Your task is to give the listing below back word for word, pictures excluded.

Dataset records
▼

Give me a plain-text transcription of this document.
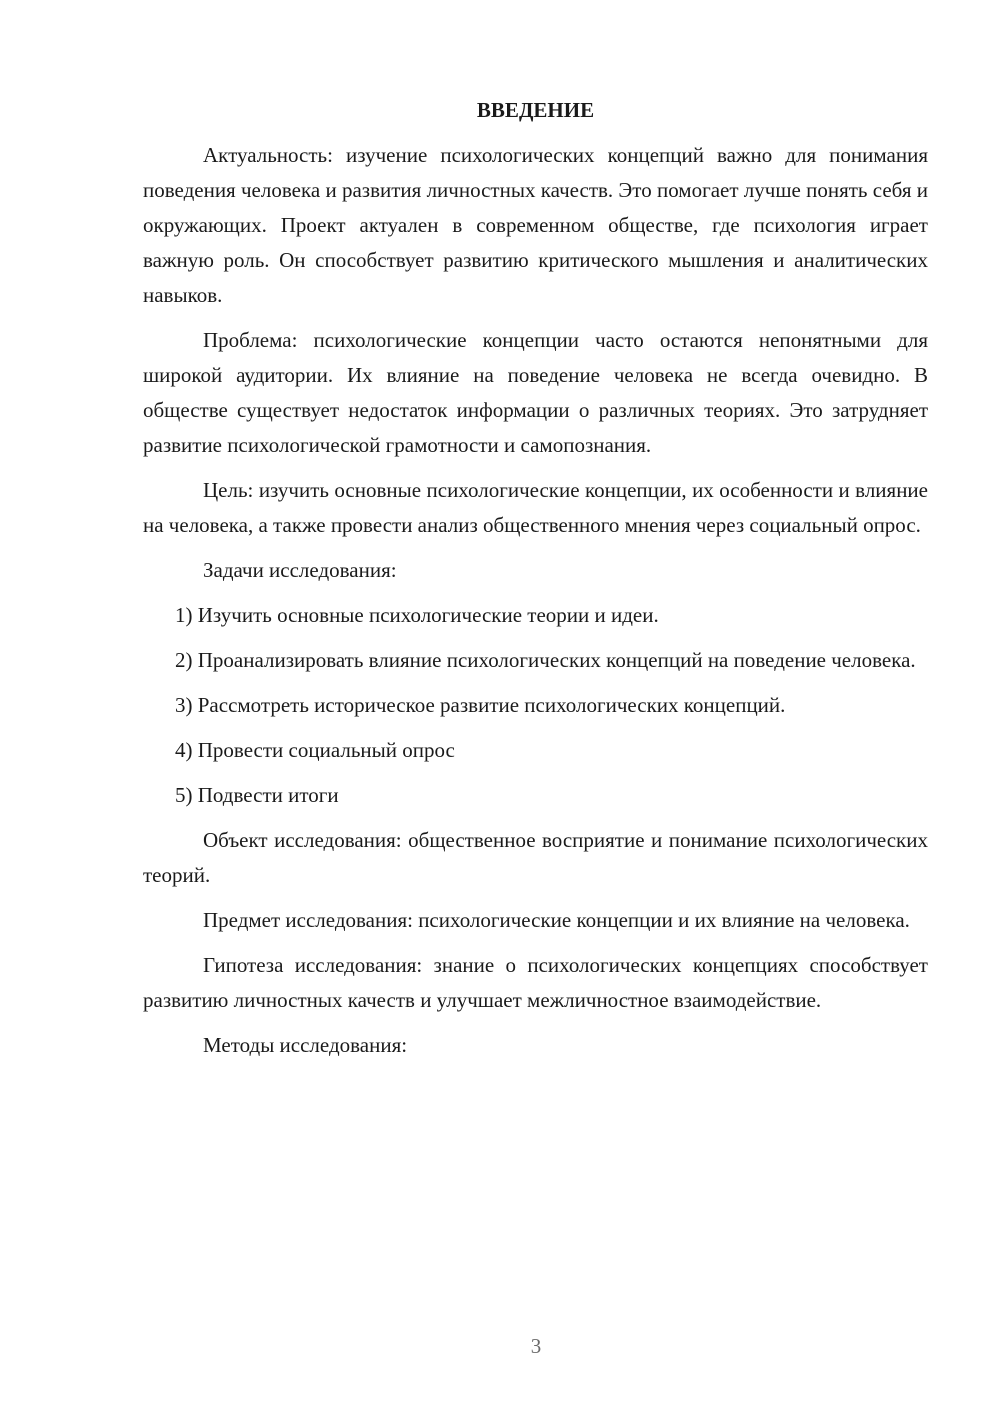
ВВЕДЕНИЕ

Актуальность: изучение психологических концепций важно для понимания поведения человека и развития личностных качеств. Это помогает лучше понять себя и окружающих. Проект актуален в современном обществе, где психология играет важную роль. Он способствует развитию критического мышления и аналитических навыков.

Проблема: психологические концепции часто остаются непонятными для широкой аудитории. Их влияние на поведение человека не всегда очевидно. В обществе существует недостаток информации о различных теориях. Это затрудняет развитие психологической грамотности и самопознания.

Цель: изучить основные психологические концепции, их особенности и влияние на человека, а также провести анализ общественного мнения через социальный опрос.

Задачи исследования:

1) Изучить основные психологические теории и идеи.

2) Проанализировать влияние психологических концепций на поведение человека.

3) Рассмотреть историческое развитие психологических концепций.

4) Провести социальный опрос

5) Подвести итоги

Объект исследования: общественное восприятие и понимание психологических теорий.

Предмет исследования: психологические концепции и их влияние на человека.

Гипотеза исследования: знание о психологических концепциях способствует развитию личностных качеств и улучшает межличностное взаимодействие.

Методы исследования:

3
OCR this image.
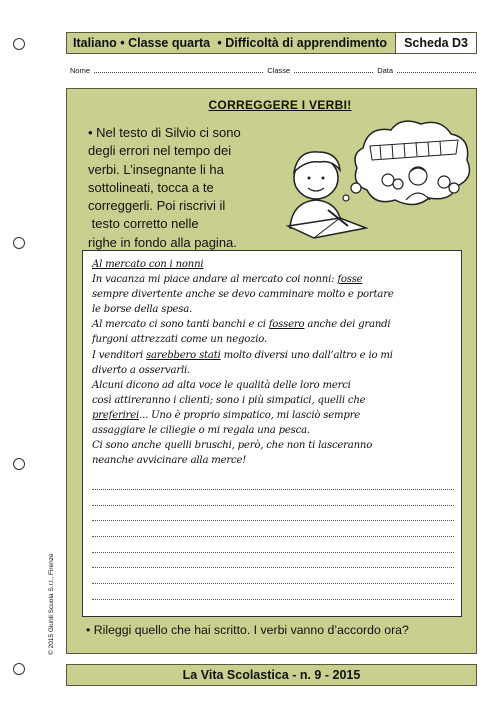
Italiano • Classe quarta • Difficoltà di apprendimento	Scheda D3
Nome	Classe	Data
CORREGGERE I VERBI!
• Nel testo di Silvio ci sono
degli errori nel tempo dei
verbi. L’insegnante li ha
sottolineati, tocca a te
correggerli. Poi riscrivi il
testo corretto nelle
righe in fondo alla pagina.

Al mercato con i nonni

In vacanza mi piace andare al mercato coi nonni: fosse

sempre divertente anche se devo camminare molto e portare

le borse della spesa.

Al mercato ci sono tanti banchi e ci fossero anche dei grandi

furgoni attrezzati come un negozio.

I venditori sarebbero stati molto diversi uno dall’altro e io mi

diverto a osservarli.

Alcuni dicono ad alta voce le qualità delle loro merci

così attireranno i clienti; sono i più simpatici, quelli che

preferirei... Uno è proprio simpatico, mi lasciò sempre

assaggiare le ciliegie o mi regala una pesca.

Ci sono anche quelli bruschi, però, che non ti lasceranno

neanche avvicinare alla merce!

• Rileggi quello che hai scritto. I verbi vanno d’accordo ora?
© 2015 Giunti Scuola S.r.l., Firenze
La Vita Scolastica - n. 9 - 2015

▲

_The output_.
Give me a plain-text transcription of this document.
ВВЕДЕНИЕ

Актуальность: изучение психологических концепций важно для понимания поведения человека и развития личностных качеств. Это помогает лучше понять себя и окружающих. Проект актуален в современном обществе, где психология играет важную роль. Он способствует развитию критического мышления и аналитических навыков.

Проблема: психологические концепции часто остаются непонятными для широкой аудитории. Их влияние на поведение человека не всегда очевидно. В обществе существует недостаток информации о различных теориях. Это затрудняет развитие психологической грамотности и самопознания.

Цель: изучить основные психологические концепции, их особенности и влияние на человека, а также провести анализ общественного мнения через социальный опрос.

Задачи исследования:

1) Изучить основные психологические теории и идеи.

2) Проанализировать влияние психологических концепций на поведение человека.

3) Рассмотреть историческое развитие психологических концепций.

4) Провести социальный опрос

5) Подвести итоги

Объект исследования: общественное восприятие и понимание психологических теорий.

Предмет исследования: психологические концепции и их влияние на человека.

Гипотеза исследования: знание о психологических концепциях способствует развитию личностных качеств и улучшает межличностное взаимодействие.

Методы исследования:

3
OCR this image.
Italiano • Classe quarta • Difficoltà di apprendimento	Scheda D3
Nome	Classe	Data
CORREGGERE I VERBI!
• Nel testo di Silvio ci sono
degli errori nel tempo dei
verbi. L’insegnante li ha
sottolineati, tocca a te
correggerli. Poi riscrivi il
testo corretto nelle
righe in fondo alla pagina.

Al mercato con i nonni

In vacanza mi piace andare al mercato coi nonni: fosse

sempre divertente anche se devo camminare molto e portare

le borse della spesa.

Al mercato ci sono tanti banchi e ci fossero anche dei grandi

furgoni attrezzati come un negozio.

I venditori sarebbero stati molto diversi uno dall’altro e io mi

diverto a osservarli.

Alcuni dicono ad alta voce le qualità delle loro merci

così attireranno i clienti; sono i più simpatici, quelli che

preferirei... Uno è proprio simpatico, mi lasciò sempre

assaggiare le ciliegie o mi regala una pesca.

Ci sono anche quelli bruschi, però, che non ti lasceranno

neanche avvicinare alla merce!

• Rileggi quello che hai scritto. I verbi vanno d’accordo ora?
© 2015 Giunti Scuola S.r.l., Firenze
La Vita Scolastica - n. 9 - 2015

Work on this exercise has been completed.